** begin Supplied entries **

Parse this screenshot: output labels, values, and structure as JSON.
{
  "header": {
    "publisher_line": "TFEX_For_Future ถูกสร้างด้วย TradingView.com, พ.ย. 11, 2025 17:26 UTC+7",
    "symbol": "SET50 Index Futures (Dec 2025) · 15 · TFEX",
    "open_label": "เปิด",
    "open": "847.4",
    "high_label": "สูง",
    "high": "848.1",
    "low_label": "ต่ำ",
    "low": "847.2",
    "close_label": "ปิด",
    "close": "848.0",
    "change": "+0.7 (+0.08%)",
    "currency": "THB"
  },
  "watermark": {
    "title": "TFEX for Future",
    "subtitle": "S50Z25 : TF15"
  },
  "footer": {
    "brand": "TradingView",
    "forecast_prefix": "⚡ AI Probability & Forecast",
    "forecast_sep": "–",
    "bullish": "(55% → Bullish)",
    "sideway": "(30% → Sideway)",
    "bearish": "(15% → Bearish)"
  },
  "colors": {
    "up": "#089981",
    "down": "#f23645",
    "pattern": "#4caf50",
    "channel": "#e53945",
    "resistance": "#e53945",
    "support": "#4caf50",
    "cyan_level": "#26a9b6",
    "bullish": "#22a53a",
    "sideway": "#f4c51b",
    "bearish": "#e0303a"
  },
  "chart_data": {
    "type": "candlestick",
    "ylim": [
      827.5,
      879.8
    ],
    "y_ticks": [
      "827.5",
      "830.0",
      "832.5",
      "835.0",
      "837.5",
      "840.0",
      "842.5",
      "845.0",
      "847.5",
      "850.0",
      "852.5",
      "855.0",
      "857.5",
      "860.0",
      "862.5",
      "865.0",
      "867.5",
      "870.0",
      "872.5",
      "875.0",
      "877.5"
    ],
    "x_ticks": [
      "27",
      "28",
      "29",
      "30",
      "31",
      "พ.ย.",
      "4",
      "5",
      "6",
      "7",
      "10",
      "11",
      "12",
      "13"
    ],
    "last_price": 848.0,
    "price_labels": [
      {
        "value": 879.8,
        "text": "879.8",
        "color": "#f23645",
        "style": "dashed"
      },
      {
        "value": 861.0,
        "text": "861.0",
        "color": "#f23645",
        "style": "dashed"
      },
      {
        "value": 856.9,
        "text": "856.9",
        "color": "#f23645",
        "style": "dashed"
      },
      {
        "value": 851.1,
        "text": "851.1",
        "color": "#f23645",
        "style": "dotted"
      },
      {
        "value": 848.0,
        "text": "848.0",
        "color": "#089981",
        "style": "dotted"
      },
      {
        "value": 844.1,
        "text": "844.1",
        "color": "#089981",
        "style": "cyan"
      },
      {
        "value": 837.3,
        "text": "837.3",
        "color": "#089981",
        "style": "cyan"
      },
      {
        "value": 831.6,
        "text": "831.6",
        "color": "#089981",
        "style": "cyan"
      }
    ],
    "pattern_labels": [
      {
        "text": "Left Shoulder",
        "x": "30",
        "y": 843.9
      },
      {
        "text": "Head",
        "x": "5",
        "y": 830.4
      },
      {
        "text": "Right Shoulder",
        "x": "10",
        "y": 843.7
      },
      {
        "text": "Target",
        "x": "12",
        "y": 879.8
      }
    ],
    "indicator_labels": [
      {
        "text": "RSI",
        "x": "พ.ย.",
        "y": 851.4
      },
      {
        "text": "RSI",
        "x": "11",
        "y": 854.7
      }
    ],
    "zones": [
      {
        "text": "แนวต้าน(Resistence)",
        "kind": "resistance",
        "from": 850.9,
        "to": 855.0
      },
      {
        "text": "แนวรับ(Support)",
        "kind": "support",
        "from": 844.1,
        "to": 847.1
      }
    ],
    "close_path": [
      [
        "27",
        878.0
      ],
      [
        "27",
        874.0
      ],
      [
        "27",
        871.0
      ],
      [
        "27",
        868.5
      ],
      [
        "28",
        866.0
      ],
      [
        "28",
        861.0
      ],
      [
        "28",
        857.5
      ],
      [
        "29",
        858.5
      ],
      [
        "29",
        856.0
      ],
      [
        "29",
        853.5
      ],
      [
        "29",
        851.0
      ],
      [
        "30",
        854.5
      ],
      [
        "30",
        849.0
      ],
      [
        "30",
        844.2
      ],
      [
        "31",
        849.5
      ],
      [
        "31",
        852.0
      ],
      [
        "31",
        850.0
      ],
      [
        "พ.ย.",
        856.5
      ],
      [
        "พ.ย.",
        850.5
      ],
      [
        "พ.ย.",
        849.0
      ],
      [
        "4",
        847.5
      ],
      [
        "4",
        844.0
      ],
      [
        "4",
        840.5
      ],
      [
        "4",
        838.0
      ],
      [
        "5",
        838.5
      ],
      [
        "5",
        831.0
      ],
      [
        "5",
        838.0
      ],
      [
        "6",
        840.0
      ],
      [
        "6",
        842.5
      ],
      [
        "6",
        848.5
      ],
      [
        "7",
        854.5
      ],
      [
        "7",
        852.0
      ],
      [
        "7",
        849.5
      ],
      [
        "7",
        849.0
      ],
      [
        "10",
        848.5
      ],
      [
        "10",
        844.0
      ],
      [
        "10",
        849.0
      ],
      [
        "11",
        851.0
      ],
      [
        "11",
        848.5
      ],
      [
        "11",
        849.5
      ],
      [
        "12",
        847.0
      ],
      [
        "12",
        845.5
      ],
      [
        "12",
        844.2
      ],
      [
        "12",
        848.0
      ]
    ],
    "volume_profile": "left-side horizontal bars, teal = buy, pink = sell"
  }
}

** end Supplied entries **

**What is being asked**
Restate every record exactly, leaving nothing out.

**Task response**
Parse this screenshot: output labels, values, and structure as JSON.
{
  "header": {
    "publisher_line": "TFEX_For_Future ถูกสร้างด้วย TradingView.com, พ.ย. 11, 2025 17:26 UTC+7",
    "symbol": "SET50 Index Futures (Dec 2025) · 15 · TFEX",
    "open_label": "เปิด",
    "open": "847.4",
    "high_label": "สูง",
    "high": "848.1",
    "low_label": "ต่ำ",
    "low": "847.2",
    "close_label": "ปิด",
    "close": "848.0",
    "change": "+0.7 (+0.08%)",
    "currency": "THB"
  },
  "watermark": {
    "title": "TFEX for Future",
    "subtitle": "S50Z25 : TF15"
  },
  "footer": {
    "brand": "TradingView",
    "forecast_prefix": "⚡ AI Probability & Forecast",
    "forecast_sep": "–",
    "bullish": "(55% → Bullish)",
    "sideway": "(30% → Sideway)",
    "bearish": "(15% → Bearish)"
  },
  "colors": {
    "up": "#089981",
    "down": "#f23645",
    "pattern": "#4caf50",
    "channel": "#e53945",
    "resistance": "#e53945",
    "support": "#4caf50",
    "cyan_level": "#26a9b6",
    "bullish": "#22a53a",
    "sideway": "#f4c51b",
    "bearish": "#e0303a"
  },
  "chart_data": {
    "type": "candlestick",
    "ylim": [
      827.5,
      879.8
    ],
    "y_ticks": [
      "827.5",
      "830.0",
      "832.5",
      "835.0",
      "837.5",
      "840.0",
      "842.5",
      "845.0",
      "847.5",
      "850.0",
      "852.5",
      "855.0",
      "857.5",
      "860.0",
      "862.5",
      "865.0",
      "867.5",
      "870.0",
      "872.5",
      "875.0",
      "877.5"
    ],
    "x_ticks": [
      "27",
      "28",
      "29",
      "30",
      "31",
      "พ.ย.",
      "4",
      "5",
      "6",
      "7",
      "10",
      "11",
      "12",
      "13"
    ],
    "last_price": 848.0,
    "price_labels": [
      {
        "value": 879.8,
        "text": "879.8",
        "color": "#f23645",
        "style": "dashed"
      },
      {
        "value": 861.0,
        "text": "861.0",
        "color": "#f23645",
        "style": "dashed"
      },
      {
        "value": 856.9,
        "text": "856.9",
        "color": "#f23645",
        "style": "dashed"
      },
      {
        "value": 851.1,
        "text": "851.1",
        "color": "#f23645",
        "style": "dotted"
      },
      {
        "value": 848.0,
        "text": "848.0",
        "color": "#089981",
        "style": "dotted"
      },
      {
        "value": 844.1,
        "text": "844.1",
        "color": "#089981",
        "style": "cyan"
      },
      {
        "value": 837.3,
        "text": "837.3",
        "color": "#089981",
        "style": "cyan"
      },
      {
        "value": 831.6,
        "text": "831.6",
        "color": "#089981",
        "style": "cyan"
      }
    ],
    "pattern_labels": [
      {
        "text": "Left Shoulder",
        "x": "30",
        "y": 843.9
      },
      {
        "text": "Head",
        "x": "5",
        "y": 830.4
      },
      {
        "text": "Right Shoulder",
        "x": "10",
        "y": 843.7
      },
      {
        "text": "Target",
        "x": "12",
        "y": 879.8
      }
    ],
    "indicator_labels": [
      {
        "text": "RSI",
        "x": "พ.ย.",
        "y": 851.4
      },
      {
        "text": "RSI",
        "x": "11",
        "y": 854.7
      }
    ],
    "zones": [
      {
        "text": "แนวต้าน(Resistence)",
        "kind": "resistance",
        "from": 850.9,
        "to": 855.0
      },
      {
        "text": "แนวรับ(Support)",
        "kind": "support",
        "from": 844.1,
        "to": 847.1
      }
    ],
    "close_path": [
      [
        "27",
        878.0
      ],
      [
        "27",
        874.0
      ],
      [
        "27",
        871.0
      ],
      [
        "27",
        868.5
      ],
      [
        "28",
        866.0
      ],
      [
        "28",
        861.0
      ],
      [
        "28",
        857.5
      ],
      [
        "29",
        858.5
      ],
      [
        "29",
        856.0
      ],
      [
        "29",
        853.5
      ],
      [
        "29",
        851.0
      ],
      [
        "30",
        854.5
      ],
      [
        "30",
        849.0
      ],
      [
        "30",
        844.2
      ],
      [
        "31",
        849.5
      ],
      [
        "31",
        852.0
      ],
      [
        "31",
        850.0
      ],
      [
        "พ.ย.",
        856.5
      ],
      [
        "พ.ย.",
        850.5
      ],
      [
        "พ.ย.",
        849.0
      ],
      [
        "4",
        847.5
      ],
      [
        "4",
        844.0
      ],
      [
        "4",
        840.5
      ],
      [
        "4",
        838.0
      ],
      [
        "5",
        838.5
      ],
      [
        "5",
        831.0
      ],
      [
        "5",
        838.0
      ],
      [
        "6",
        840.0
      ],
      [
        "6",
        842.5
      ],
      [
        "6",
        848.5
      ],
      [
        "7",
        854.5
      ],
      [
        "7",
        852.0
      ],
      [
        "7",
        849.5
      ],
      [
        "7",
        849.0
      ],
      [
        "10",
        848.5
      ],
      [
        "10",
        844.0
      ],
      [
        "10",
        849.0
      ],
      [
        "11",
        851.0
      ],
      [
        "11",
        848.5
      ],
      [
        "11",
        849.5
      ],
      [
        "12",
        847.0
      ],
      [
        "12",
        845.5
      ],
      [
        "12",
        844.2
      ],
      [
        "12",
        848.0
      ]
    ],
    "volume_profile": "left-side horizontal bars, teal = buy, pink = sell"
  }
}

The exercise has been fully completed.